DESCRIPTION OF THE TASK: Pick every line with "intensité" from the material below.

DATA FOR THE TASK:
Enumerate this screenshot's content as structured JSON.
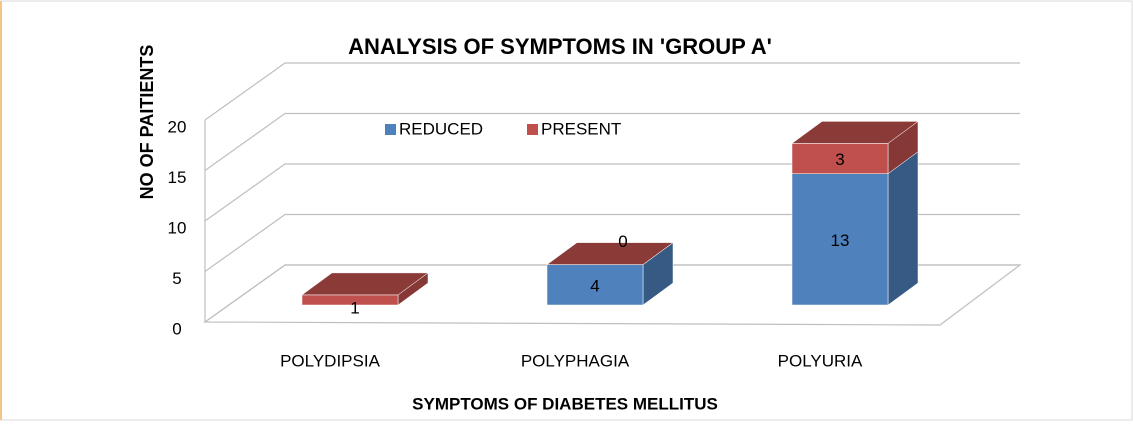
{
  "chart_data": {
    "type": "bar",
    "stacked": true,
    "title": "ANALYSIS  OF SYMPTOMS IN 'GROUP  A'",
    "x_label": "SYMPTOMS OF DIABETES MELLITUS",
    "y_label": "NO OF PAITIENTS",
    "categories": [
      "POLYDIPSIA",
      "POLYPHAGIA",
      "POLYURIA"
    ],
    "series": [
      {
        "name": "REDUCED",
        "color": "#4f81bd",
        "values": [
          0,
          4,
          13
        ]
      },
      {
        "name": "PRESENT",
        "color": "#c0504d",
        "values": [
          1,
          0,
          3
        ]
      }
    ],
    "ylim": [
      0,
      20
    ],
    "yticks": [
      0,
      5,
      10,
      15,
      20
    ],
    "grid": true,
    "legend": "top"
  }
}
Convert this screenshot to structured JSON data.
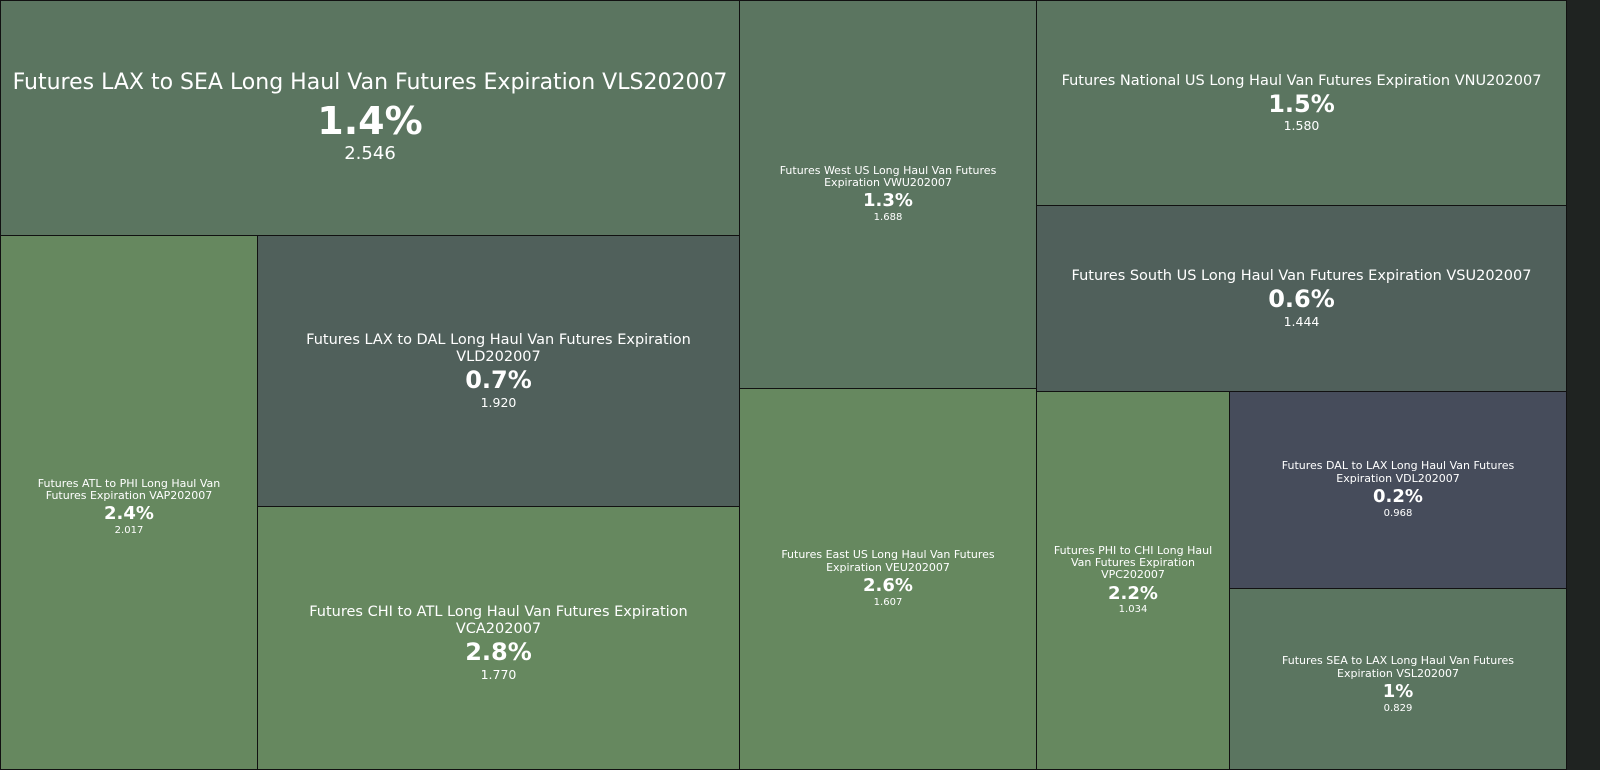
{
  "chart_data": {
    "type": "treemap",
    "title": "",
    "items": [
      {
        "label": "Futures LAX to SEA Long Haul Van Futures Expiration VLS202007",
        "change": "1.4%",
        "value": "2.546",
        "color": "#5B7560"
      },
      {
        "label": "Futures ATL to PHI Long Haul Van Futures Expiration VAP202007",
        "change": "2.4%",
        "value": "2.017",
        "color": "#66885F"
      },
      {
        "label": "Futures LAX to DAL Long Haul Van Futures Expiration VLD202007",
        "change": "0.7%",
        "value": "1.920",
        "color": "#50605B"
      },
      {
        "label": "Futures CHI to ATL Long Haul Van Futures Expiration VCA202007",
        "change": "2.8%",
        "value": "1.770",
        "color": "#66885F"
      },
      {
        "label": "Futures West US Long Haul Van Futures Expiration VWU202007",
        "change": "1.3%",
        "value": "1.688",
        "color": "#5B7560"
      },
      {
        "label": "Futures East US Long Haul Van Futures Expiration VEU202007",
        "change": "2.6%",
        "value": "1.607",
        "color": "#66885F"
      },
      {
        "label": "Futures National US Long Haul Van Futures Expiration VNU202007",
        "change": "1.5%",
        "value": "1.580",
        "color": "#5B7560"
      },
      {
        "label": "Futures South US Long Haul Van Futures Expiration VSU202007",
        "change": "0.6%",
        "value": "1.444",
        "color": "#50605B"
      },
      {
        "label": "Futures PHI to CHI Long Haul Van Futures Expiration VPC202007",
        "change": "2.2%",
        "value": "1.034",
        "color": "#66885F"
      },
      {
        "label": "Futures DAL to LAX Long Haul Van Futures Expiration VDL202007",
        "change": "0.2%",
        "value": "0.968",
        "color": "#464C5B"
      },
      {
        "label": "Futures SEA to LAX Long Haul Van Futures Expiration VSL202007",
        "change": "1%",
        "value": "0.829",
        "color": "#5B7560"
      }
    ]
  }
}
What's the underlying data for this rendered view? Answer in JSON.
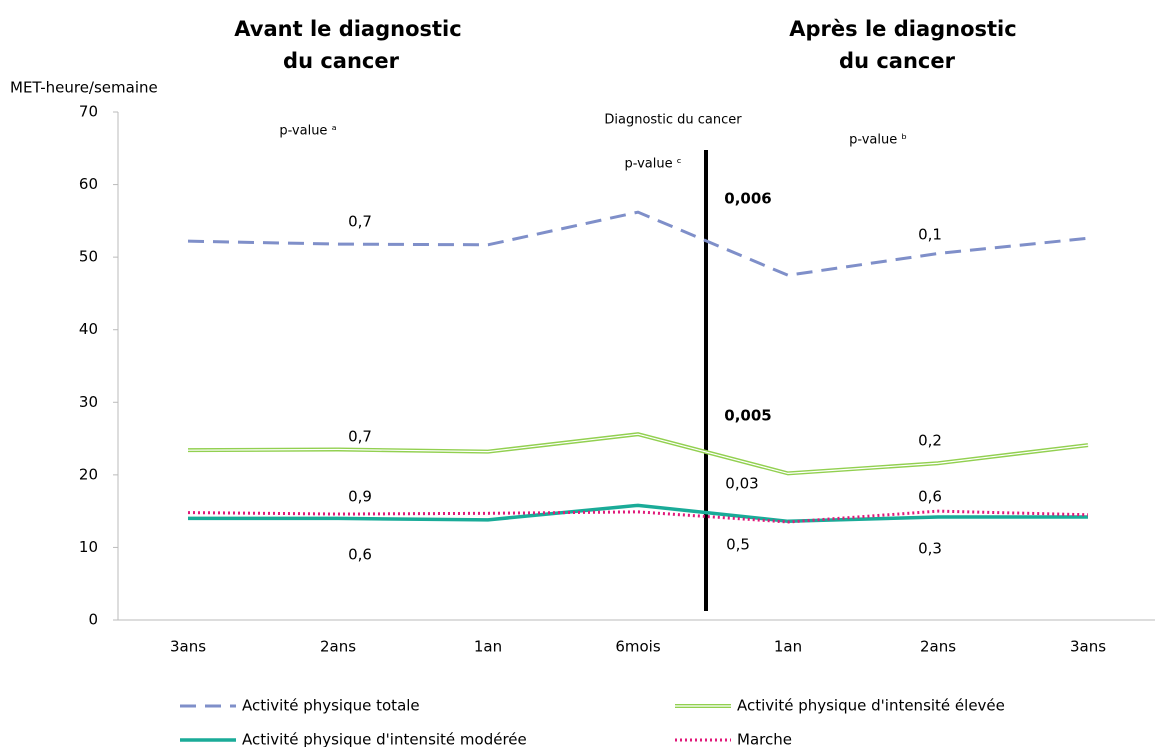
{
  "chart_data": {
    "type": "line",
    "title_left": [
      "Avant le diagnostic",
      "du cancer"
    ],
    "title_right": [
      "Après le diagnostic",
      "du cancer"
    ],
    "y_label": "MET-heure/semaine",
    "categories": [
      "3ans",
      "2ans",
      "1an",
      "6mois",
      "1an",
      "2ans",
      "3ans"
    ],
    "series": [
      {
        "name": "Activité physique totale",
        "color": "#7f8fc9",
        "style": "dashed",
        "values": [
          52.2,
          51.8,
          51.7,
          56.2,
          47.5,
          50.5,
          52.6
        ]
      },
      {
        "name": "Activité physique d'intensité élevée",
        "color": "#92d050",
        "style": "double",
        "values": [
          23.4,
          23.5,
          23.2,
          25.6,
          20.2,
          21.6,
          24.1
        ]
      },
      {
        "name": "Activité physique d'intensité modérée",
        "color": "#1aab98",
        "style": "solid",
        "values": [
          14.0,
          14.0,
          13.8,
          15.8,
          13.6,
          14.2,
          14.2
        ]
      },
      {
        "name": "Marche",
        "color": "#e0197a",
        "style": "dotted",
        "values": [
          14.8,
          14.6,
          14.7,
          14.9,
          13.5,
          15.0,
          14.5
        ]
      }
    ],
    "ylim": [
      0,
      70
    ],
    "yticks": [
      0,
      10,
      20,
      30,
      40,
      50,
      60,
      70
    ],
    "annotations": [
      {
        "text": "p-value ᵃ",
        "bold": false
      },
      {
        "text": "Diagnostic du cancer",
        "bold": false
      },
      {
        "text": "p-value ᶜ",
        "bold": false
      },
      {
        "text": "p-value ᵇ",
        "bold": false
      },
      {
        "text": "0,7",
        "bold": false
      },
      {
        "text": "0,006",
        "bold": true
      },
      {
        "text": "0,1",
        "bold": false
      },
      {
        "text": "0,7",
        "bold": false
      },
      {
        "text": "0,005",
        "bold": true
      },
      {
        "text": "0,2",
        "bold": false
      },
      {
        "text": "0,9",
        "bold": false
      },
      {
        "text": "0,03",
        "bold": false
      },
      {
        "text": "0,6",
        "bold": false
      },
      {
        "text": "0,6",
        "bold": false
      },
      {
        "text": "0,5",
        "bold": false
      },
      {
        "text": "0,3",
        "bold": false
      }
    ]
  }
}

OUTPUT:
        "name": "Activité physique d'intensité élevée",
        "name": "Activité physique d'intensité modérée",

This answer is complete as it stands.